Task to carry out
Every entry should be repeated exactly. Omit the pictures.

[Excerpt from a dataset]
####

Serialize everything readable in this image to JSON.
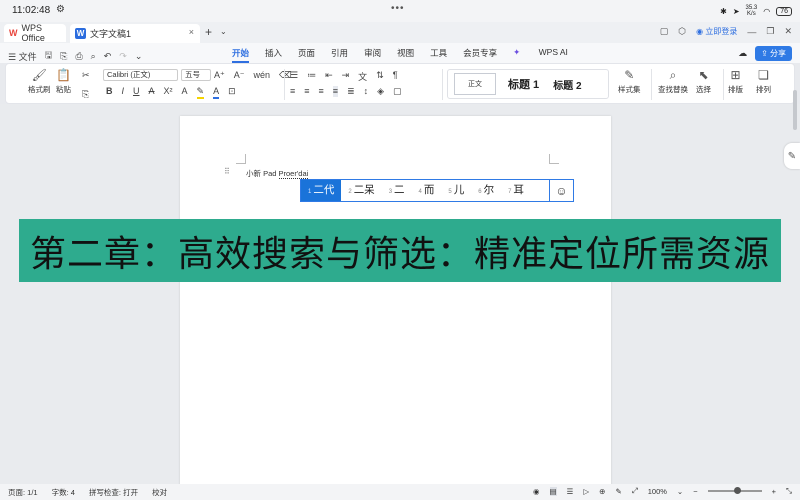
{
  "status": {
    "time": "11:02:48",
    "net_speed_top": "35.3",
    "net_speed_bottom": "K/s",
    "battery": "76"
  },
  "tabs": {
    "app": "WPS Office",
    "doc": "文字文稿1"
  },
  "header": {
    "login": "立即登录"
  },
  "menu": {
    "file": "文件",
    "tabs": [
      "开始",
      "插入",
      "页面",
      "引用",
      "审阅",
      "视图",
      "工具",
      "会员专享",
      "WPS AI"
    ],
    "active_tab": "开始",
    "share": "分享"
  },
  "ribbon": {
    "format_painter": "格式刷",
    "paste": "粘贴",
    "font_name": "Calibri (正文)",
    "font_size": "五号",
    "style_normal": "正文",
    "style_h1": "标题 1",
    "style_h2": "标题 2",
    "style_set": "样式集",
    "find_replace": "查找替换",
    "select": "选择",
    "arrange": "排版",
    "sort": "排列"
  },
  "document": {
    "line_prefix": "小新 Pad ",
    "line_pinyin": "Proer'dai"
  },
  "ime": {
    "candidates": [
      {
        "num": "1",
        "text": "二代"
      },
      {
        "num": "2",
        "text": "二呆"
      },
      {
        "num": "3",
        "text": "二"
      },
      {
        "num": "4",
        "text": "而"
      },
      {
        "num": "5",
        "text": "儿"
      },
      {
        "num": "6",
        "text": "尔"
      },
      {
        "num": "7",
        "text": "耳"
      }
    ],
    "selected_index": 0
  },
  "banner": {
    "text": "第二章：高效搜索与筛选：精准定位所需资源"
  },
  "bottom": {
    "page": "页面: 1/1",
    "words": "字数: 4",
    "spell": "拼写检查: 打开",
    "proof": "校对",
    "zoom": "100%"
  },
  "colors": {
    "accent": "#2f6fe0",
    "banner_bg": "#2eab8e",
    "ime_selected": "#1a73d9"
  }
}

####

Response to this exercise
Serialize everything readable in this image to JSON.
{
  "status": {
    "time": "11:02:48",
    "net_speed_top": "35.3",
    "net_speed_bottom": "K/s",
    "battery": "76"
  },
  "tabs": {
    "app": "WPS Office",
    "doc": "文字文稿1"
  },
  "header": {
    "login": "立即登录"
  },
  "menu": {
    "file": "文件",
    "tabs": [
      "开始",
      "插入",
      "页面",
      "引用",
      "审阅",
      "视图",
      "工具",
      "会员专享",
      "WPS AI"
    ],
    "active_tab": "开始",
    "share": "分享"
  },
  "ribbon": {
    "format_painter": "格式刷",
    "paste": "粘贴",
    "font_name": "Calibri (正文)",
    "font_size": "五号",
    "style_normal": "正文",
    "style_h1": "标题 1",
    "style_h2": "标题 2",
    "style_set": "样式集",
    "find_replace": "查找替换",
    "select": "选择",
    "arrange": "排版",
    "sort": "排列"
  },
  "document": {
    "line_prefix": "小新 Pad ",
    "line_pinyin": "Proer'dai"
  },
  "ime": {
    "candidates": [
      {
        "num": "1",
        "text": "二代"
      },
      {
        "num": "2",
        "text": "二呆"
      },
      {
        "num": "3",
        "text": "二"
      },
      {
        "num": "4",
        "text": "而"
      },
      {
        "num": "5",
        "text": "儿"
      },
      {
        "num": "6",
        "text": "尔"
      },
      {
        "num": "7",
        "text": "耳"
      }
    ],
    "selected_index": 0
  },
  "banner": {
    "text": "第二章：高效搜索与筛选：精准定位所需资源"
  },
  "bottom": {
    "page": "页面: 1/1",
    "words": "字数: 4",
    "spell": "拼写检查: 打开",
    "proof": "校对",
    "zoom": "100%"
  },
  "colors": {
    "accent": "#2f6fe0",
    "banner_bg": "#2eab8e",
    "ime_selected": "#1a73d9"
  }
}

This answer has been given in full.